Records for the exercise -
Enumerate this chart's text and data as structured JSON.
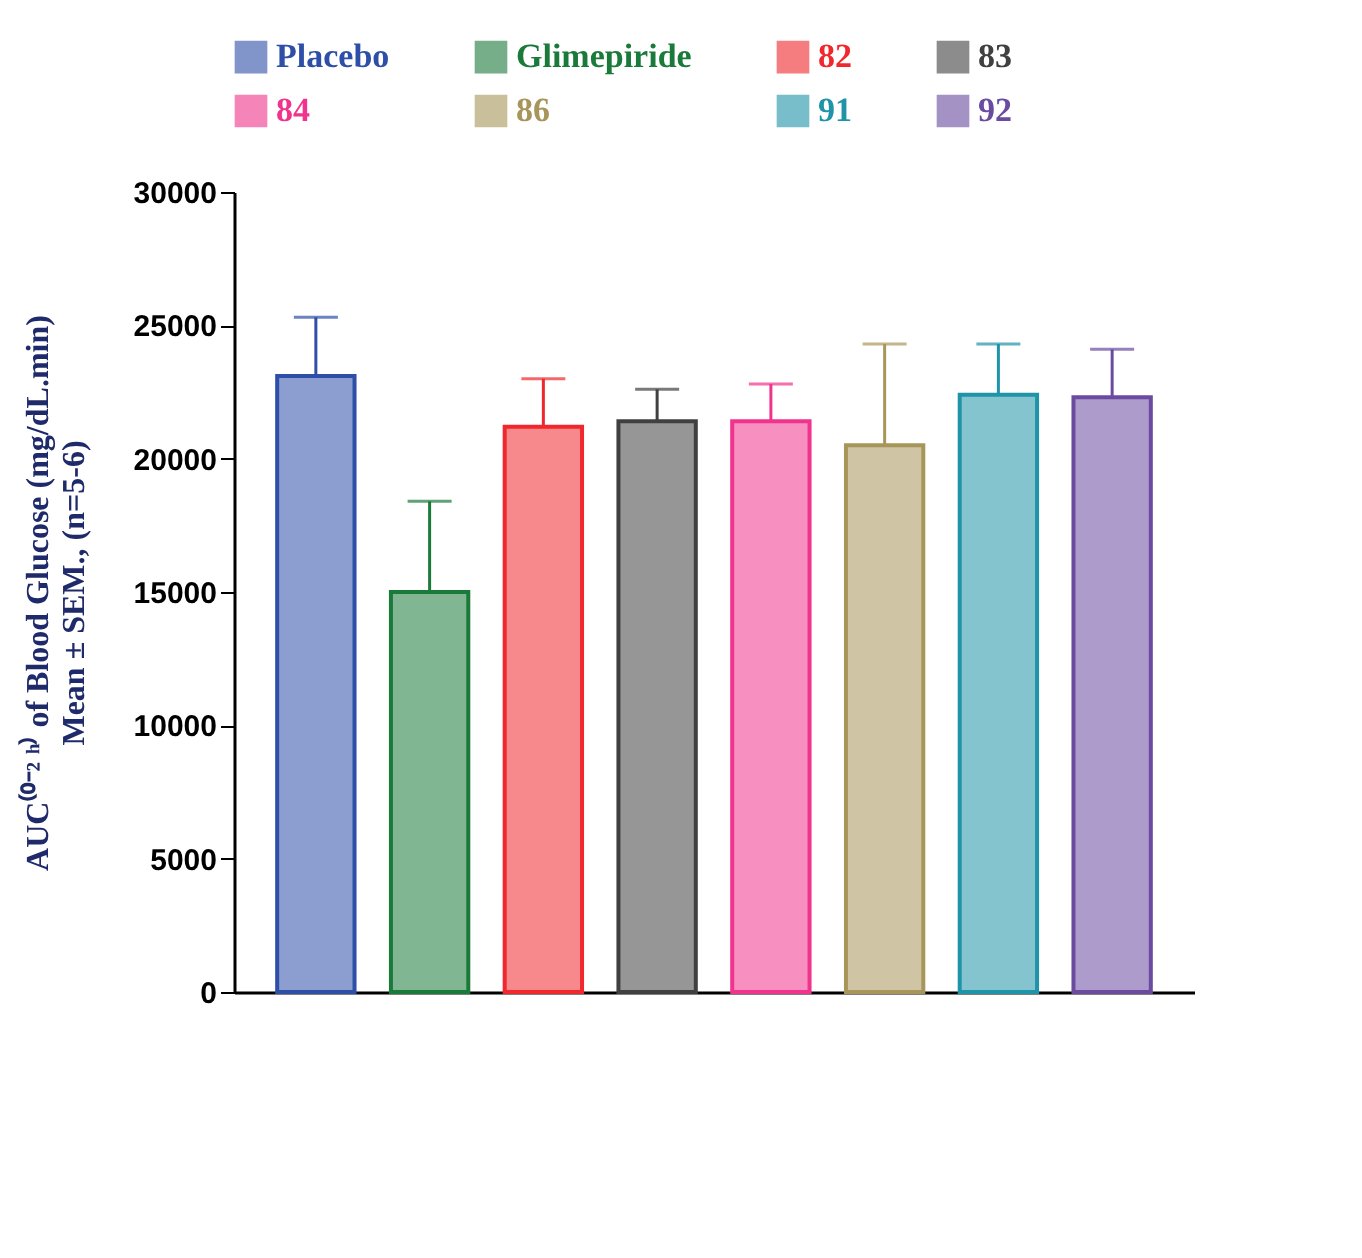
{
  "chart_data": {
    "type": "bar",
    "ylabel": "AUC⁽⁰⁻² ʰ⁾ of Blood Glucose (mg/dL.min)\nMean ± SEM., (n=5-6)",
    "categories": [
      null
    ],
    "series": [
      {
        "name": "Placebo",
        "color": "#2e4fa8",
        "values": [
          23100
        ],
        "errors": [
          2200
        ]
      },
      {
        "name": "Glimepiride",
        "color": "#1a7a3a",
        "values": [
          15000
        ],
        "errors": [
          3400
        ]
      },
      {
        "name": "82",
        "color": "#f0282d",
        "values": [
          21200
        ],
        "errors": [
          1800
        ]
      },
      {
        "name": "83",
        "color": "#404040",
        "values": [
          21400
        ],
        "errors": [
          1200
        ]
      },
      {
        "name": "84",
        "color": "#f0338c",
        "values": [
          21400
        ],
        "errors": [
          1400
        ]
      },
      {
        "name": "86",
        "color": "#a8955a",
        "values": [
          20500
        ],
        "errors": [
          3800
        ]
      },
      {
        "name": "91",
        "color": "#1f93a8",
        "values": [
          22400
        ],
        "errors": [
          1900
        ]
      },
      {
        "name": "92",
        "color": "#6a4ba0",
        "values": [
          22300
        ],
        "errors": [
          1800
        ]
      }
    ],
    "ylim": [
      0,
      30000
    ],
    "yticks": [
      0,
      5000,
      10000,
      15000,
      20000,
      25000,
      30000
    ],
    "legend": "top",
    "tick_labels": "y",
    "grid": false
  }
}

Written task - Without including the pictures, return each record above exactly as it stands.

Result of this task -
Enumerate this chart's text and data as structured JSON.
{
  "chart_data": {
    "type": "bar",
    "ylabel": "AUC⁽⁰⁻² ʰ⁾ of Blood Glucose (mg/dL.min)\nMean ± SEM., (n=5-6)",
    "categories": [
      null
    ],
    "series": [
      {
        "name": "Placebo",
        "color": "#2e4fa8",
        "values": [
          23100
        ],
        "errors": [
          2200
        ]
      },
      {
        "name": "Glimepiride",
        "color": "#1a7a3a",
        "values": [
          15000
        ],
        "errors": [
          3400
        ]
      },
      {
        "name": "82",
        "color": "#f0282d",
        "values": [
          21200
        ],
        "errors": [
          1800
        ]
      },
      {
        "name": "83",
        "color": "#404040",
        "values": [
          21400
        ],
        "errors": [
          1200
        ]
      },
      {
        "name": "84",
        "color": "#f0338c",
        "values": [
          21400
        ],
        "errors": [
          1400
        ]
      },
      {
        "name": "86",
        "color": "#a8955a",
        "values": [
          20500
        ],
        "errors": [
          3800
        ]
      },
      {
        "name": "91",
        "color": "#1f93a8",
        "values": [
          22400
        ],
        "errors": [
          1900
        ]
      },
      {
        "name": "92",
        "color": "#6a4ba0",
        "values": [
          22300
        ],
        "errors": [
          1800
        ]
      }
    ],
    "ylim": [
      0,
      30000
    ],
    "yticks": [
      0,
      5000,
      10000,
      15000,
      20000,
      25000,
      30000
    ],
    "legend": "top",
    "tick_labels": "y",
    "grid": false
  }
}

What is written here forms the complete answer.